### Task directions
Copy all lines holding the word "اللسـان" from the entries.

(Items from a dataset)

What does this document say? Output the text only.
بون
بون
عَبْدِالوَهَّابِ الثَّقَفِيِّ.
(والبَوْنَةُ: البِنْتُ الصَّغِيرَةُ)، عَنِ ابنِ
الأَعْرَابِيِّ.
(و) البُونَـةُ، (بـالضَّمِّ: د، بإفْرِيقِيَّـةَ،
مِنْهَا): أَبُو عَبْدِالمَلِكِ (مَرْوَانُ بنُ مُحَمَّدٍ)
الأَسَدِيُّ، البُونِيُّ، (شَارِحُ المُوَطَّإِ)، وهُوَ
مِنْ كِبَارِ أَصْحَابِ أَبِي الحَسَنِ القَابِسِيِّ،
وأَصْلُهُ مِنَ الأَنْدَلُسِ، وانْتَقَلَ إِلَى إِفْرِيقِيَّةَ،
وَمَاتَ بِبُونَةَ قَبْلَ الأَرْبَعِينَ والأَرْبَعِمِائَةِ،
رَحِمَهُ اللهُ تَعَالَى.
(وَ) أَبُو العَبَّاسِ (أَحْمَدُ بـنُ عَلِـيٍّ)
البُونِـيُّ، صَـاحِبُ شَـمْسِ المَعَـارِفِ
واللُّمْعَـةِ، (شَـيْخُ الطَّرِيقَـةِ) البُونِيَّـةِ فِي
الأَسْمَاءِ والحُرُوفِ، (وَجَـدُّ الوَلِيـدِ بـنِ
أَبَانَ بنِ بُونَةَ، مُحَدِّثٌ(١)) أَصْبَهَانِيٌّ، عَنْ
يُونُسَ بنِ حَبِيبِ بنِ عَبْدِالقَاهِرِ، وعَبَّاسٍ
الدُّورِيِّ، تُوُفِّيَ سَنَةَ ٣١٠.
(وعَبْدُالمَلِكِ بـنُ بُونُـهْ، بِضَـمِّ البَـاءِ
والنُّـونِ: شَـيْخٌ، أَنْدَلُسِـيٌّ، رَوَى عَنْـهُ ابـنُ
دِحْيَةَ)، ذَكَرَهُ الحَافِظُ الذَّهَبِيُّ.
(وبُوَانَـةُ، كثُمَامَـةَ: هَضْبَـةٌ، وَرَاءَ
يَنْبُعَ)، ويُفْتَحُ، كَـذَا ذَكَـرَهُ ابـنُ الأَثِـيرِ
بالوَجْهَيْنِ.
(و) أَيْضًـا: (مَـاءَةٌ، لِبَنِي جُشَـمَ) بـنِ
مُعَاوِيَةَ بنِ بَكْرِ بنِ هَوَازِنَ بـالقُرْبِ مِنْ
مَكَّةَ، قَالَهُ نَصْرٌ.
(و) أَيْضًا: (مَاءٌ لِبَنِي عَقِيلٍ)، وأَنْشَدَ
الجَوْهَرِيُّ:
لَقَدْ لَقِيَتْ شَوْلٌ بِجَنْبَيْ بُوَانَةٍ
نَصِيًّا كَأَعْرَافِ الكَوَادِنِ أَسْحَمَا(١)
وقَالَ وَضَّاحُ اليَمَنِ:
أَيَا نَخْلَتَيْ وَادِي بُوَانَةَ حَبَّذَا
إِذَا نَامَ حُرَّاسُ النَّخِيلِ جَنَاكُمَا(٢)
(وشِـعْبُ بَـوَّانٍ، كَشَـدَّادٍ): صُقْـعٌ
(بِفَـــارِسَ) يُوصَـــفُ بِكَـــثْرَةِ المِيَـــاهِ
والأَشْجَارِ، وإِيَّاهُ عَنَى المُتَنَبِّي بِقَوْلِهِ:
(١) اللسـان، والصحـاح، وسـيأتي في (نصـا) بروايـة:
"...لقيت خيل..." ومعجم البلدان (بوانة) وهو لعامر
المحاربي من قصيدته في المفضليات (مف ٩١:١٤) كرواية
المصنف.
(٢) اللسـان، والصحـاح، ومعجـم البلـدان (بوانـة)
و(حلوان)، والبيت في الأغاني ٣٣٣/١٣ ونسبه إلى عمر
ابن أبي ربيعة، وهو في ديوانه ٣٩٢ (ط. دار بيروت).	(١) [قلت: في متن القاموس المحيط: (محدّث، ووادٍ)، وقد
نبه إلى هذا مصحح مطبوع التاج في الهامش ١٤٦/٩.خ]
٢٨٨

### Solution to this task
(١) اللسـان، والصحـاح، وسـيأتي في (نصـا) بروايـة:
(٢) اللسـان، والصحـاح، ومعجـم البلـدان (بوانـة)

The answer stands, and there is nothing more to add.